Цельность замысла обеспечивается стабильностью исполнительского коллектива, особенно солистов, из эпизода в эпизод персонифицирующих намеренно размытую историю взаимоотношений с миром и друг с другом. Плюс, конечно, конгениальный этой мистерии дирижёр и музыкальный руководитель постановки Филипп Чижевский. Я обратил внимание, как на поклонах довольный композитор подошёл к Чижевскому с какими-то техническими, видимо, уточнениями, заметными лишь авторскому уху, так как мне-то было сначала совсем уж блаженно, а после, в финале, ох, насколько медитативно. Да, и эти паузы в конце каждого спектакля, нарастающие от представления к представлению - кажется, сегодня зрительское молчание в финале было особенно долгим, значительным.

- ИСХОДНЫЙ МАТЕРИАЛ -
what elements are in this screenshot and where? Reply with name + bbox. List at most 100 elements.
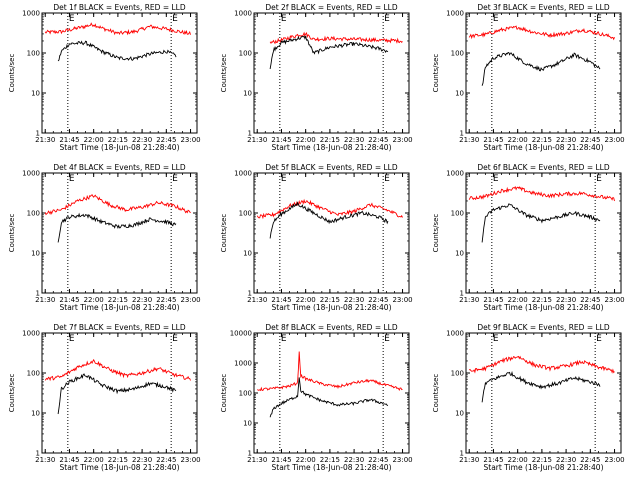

- ЗАДАНИЯ -
**1.** Назовите всех людей и все группы людей, которые упомянуты в отрывке о постановке. Самого автора не считайте.
**2.** Чем, по словам отрывка о постановке, обеспечивается цельность замысла? Ответьте в одном–трёх предложениях.
**3.** Продолжите отрывок о постановке с того места, где он заканчивается.

- ОТВЕТЫ -
**1.** Исполнительский коллектив, солисты, Филипп Чижевский (дирижёр и музыкальный руководитель постановки), композитор, зрители.

**2.** Цельность замысла держится на стабильности исполнительского коллектива. Особенно важны солисты: из эпизода в эпизод они воплощают намеренно размытую историю отношений с миром и друг с другом. Ещё одна опора — дирижёр и музыкальный руководитель Филипп Чижевский, конгениальный этой мистерии.

**3.**
После поклонов, Борис, проводивший всю творческую группу, вплоть до самых последних хористов и музыкантов, дольше всех оставался на сцене, точно пытаясь ещё на мгновенье задержаться в гостях у своей сказки.

Интуитивно, что ли, но я точно подгадал главную смысловую доминанту к нынешнему, перенасыщенному ничем, декабрю. Сверлийцы протянулись сквозь него ослепительной, ослепляющей гирляндой, зачем-то возвращающей смысл.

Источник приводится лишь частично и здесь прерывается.